__What you need to do__:
Draw out every line with the word "color" from the listing below.

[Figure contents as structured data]
□ □ □ □ □

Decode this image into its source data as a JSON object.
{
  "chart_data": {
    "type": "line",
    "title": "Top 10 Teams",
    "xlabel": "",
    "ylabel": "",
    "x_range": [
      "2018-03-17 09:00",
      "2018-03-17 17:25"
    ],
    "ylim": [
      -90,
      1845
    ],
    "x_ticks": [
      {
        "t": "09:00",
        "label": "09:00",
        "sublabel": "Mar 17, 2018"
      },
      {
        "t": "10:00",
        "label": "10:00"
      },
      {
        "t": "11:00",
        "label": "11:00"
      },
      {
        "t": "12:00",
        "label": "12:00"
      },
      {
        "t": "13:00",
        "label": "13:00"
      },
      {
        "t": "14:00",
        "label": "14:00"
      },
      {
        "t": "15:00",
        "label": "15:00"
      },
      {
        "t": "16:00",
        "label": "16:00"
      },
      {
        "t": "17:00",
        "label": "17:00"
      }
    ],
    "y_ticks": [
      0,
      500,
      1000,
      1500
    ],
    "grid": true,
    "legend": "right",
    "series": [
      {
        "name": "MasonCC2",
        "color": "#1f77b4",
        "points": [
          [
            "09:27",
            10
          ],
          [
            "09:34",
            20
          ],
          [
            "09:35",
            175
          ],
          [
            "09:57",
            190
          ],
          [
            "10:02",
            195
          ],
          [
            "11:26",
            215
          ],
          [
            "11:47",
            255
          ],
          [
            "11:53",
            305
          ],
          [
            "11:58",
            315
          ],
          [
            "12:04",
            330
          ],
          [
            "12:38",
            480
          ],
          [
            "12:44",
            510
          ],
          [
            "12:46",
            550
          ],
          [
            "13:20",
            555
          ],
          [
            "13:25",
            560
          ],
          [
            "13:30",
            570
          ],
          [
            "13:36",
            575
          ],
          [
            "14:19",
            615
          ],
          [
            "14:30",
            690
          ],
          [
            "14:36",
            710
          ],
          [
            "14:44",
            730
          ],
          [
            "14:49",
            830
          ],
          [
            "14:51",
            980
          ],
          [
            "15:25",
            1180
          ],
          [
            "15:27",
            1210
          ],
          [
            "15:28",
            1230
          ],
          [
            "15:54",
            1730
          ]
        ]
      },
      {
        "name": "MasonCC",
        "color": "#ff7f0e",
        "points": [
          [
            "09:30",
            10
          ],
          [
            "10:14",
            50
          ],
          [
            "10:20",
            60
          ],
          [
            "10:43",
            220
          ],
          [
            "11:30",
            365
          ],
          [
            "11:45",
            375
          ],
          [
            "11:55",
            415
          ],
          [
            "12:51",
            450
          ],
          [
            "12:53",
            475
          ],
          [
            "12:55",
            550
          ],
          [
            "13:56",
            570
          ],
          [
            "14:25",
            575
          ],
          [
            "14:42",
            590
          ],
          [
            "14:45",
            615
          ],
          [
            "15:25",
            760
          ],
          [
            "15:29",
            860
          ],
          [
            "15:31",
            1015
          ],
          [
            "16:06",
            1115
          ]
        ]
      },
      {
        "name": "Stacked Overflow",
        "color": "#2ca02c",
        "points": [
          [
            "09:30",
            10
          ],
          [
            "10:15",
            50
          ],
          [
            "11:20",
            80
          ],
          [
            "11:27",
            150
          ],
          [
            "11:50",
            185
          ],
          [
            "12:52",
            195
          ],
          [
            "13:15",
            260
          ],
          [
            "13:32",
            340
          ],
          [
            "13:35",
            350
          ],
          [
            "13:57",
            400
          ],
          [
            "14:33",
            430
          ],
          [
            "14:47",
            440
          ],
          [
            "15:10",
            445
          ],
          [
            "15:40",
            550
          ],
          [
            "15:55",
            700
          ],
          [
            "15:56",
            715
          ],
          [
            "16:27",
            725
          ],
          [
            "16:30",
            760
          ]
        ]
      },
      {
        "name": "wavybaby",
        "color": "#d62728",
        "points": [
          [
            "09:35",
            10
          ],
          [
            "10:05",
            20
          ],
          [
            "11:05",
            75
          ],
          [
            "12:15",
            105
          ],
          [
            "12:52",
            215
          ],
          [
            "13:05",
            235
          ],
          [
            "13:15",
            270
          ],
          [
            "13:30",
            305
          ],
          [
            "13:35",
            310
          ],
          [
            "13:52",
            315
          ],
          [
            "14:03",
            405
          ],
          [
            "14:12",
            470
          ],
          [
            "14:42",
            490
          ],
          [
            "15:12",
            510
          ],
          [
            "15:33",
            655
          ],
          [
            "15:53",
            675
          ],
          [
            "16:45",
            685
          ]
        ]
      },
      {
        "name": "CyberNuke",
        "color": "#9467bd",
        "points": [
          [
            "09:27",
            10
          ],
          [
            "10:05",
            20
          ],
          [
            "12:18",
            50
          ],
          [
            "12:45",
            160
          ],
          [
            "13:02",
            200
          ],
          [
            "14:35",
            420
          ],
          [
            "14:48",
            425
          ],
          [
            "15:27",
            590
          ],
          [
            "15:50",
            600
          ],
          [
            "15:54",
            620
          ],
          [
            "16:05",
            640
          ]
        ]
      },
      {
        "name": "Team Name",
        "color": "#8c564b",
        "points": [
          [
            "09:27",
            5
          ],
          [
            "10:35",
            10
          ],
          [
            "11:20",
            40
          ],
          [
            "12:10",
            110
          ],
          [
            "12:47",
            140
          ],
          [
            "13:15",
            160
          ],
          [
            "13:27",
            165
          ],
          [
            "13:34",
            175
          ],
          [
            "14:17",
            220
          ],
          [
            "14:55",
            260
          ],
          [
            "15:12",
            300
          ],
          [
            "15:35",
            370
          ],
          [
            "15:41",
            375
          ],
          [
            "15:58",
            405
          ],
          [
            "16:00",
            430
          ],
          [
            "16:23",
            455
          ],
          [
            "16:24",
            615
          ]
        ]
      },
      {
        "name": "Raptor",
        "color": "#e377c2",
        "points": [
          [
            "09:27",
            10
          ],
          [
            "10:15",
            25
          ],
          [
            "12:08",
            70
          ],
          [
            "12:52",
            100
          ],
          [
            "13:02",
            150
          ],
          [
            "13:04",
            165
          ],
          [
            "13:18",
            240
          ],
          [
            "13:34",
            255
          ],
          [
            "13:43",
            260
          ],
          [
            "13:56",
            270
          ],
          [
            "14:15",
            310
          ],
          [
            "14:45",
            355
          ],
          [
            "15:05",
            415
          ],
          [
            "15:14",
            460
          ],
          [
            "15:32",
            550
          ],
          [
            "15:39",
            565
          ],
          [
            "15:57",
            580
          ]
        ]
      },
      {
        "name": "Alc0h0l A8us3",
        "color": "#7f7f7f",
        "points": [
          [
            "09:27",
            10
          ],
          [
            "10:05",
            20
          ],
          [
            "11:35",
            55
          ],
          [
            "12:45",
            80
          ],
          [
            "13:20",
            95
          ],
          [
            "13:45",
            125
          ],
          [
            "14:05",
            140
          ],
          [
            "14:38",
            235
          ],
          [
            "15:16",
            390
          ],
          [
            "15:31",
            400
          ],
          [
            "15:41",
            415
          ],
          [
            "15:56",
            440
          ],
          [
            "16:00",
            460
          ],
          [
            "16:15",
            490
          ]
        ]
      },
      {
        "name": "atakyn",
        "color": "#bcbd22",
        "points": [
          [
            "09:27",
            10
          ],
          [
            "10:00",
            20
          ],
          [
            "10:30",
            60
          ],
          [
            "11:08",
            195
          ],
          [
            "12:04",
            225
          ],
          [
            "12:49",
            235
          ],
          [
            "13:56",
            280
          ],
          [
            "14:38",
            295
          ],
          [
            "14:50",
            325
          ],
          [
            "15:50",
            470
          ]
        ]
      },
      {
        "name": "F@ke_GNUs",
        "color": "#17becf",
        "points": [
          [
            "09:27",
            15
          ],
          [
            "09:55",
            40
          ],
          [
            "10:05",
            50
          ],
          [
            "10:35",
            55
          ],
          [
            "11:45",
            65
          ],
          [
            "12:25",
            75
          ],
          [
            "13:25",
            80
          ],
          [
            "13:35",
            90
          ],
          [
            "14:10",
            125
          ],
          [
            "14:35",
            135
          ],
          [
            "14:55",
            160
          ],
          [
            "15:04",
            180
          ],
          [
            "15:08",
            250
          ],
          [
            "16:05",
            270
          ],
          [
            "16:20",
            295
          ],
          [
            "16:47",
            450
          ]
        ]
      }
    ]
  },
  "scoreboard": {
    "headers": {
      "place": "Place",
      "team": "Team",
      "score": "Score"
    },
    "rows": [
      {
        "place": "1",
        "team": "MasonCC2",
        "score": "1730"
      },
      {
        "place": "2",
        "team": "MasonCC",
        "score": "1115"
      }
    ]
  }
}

□ □ □ □ □

__Result of this task__:
        "color": "#1f77b4",
        "color": "#ff7f0e",
        "color": "#2ca02c",
        "color": "#d62728",
        "color": "#9467bd",
        "color": "#8c564b",
        "color": "#e377c2",
        "color": "#7f7f7f",
        "color": "#bcbd22",
        "color": "#17becf",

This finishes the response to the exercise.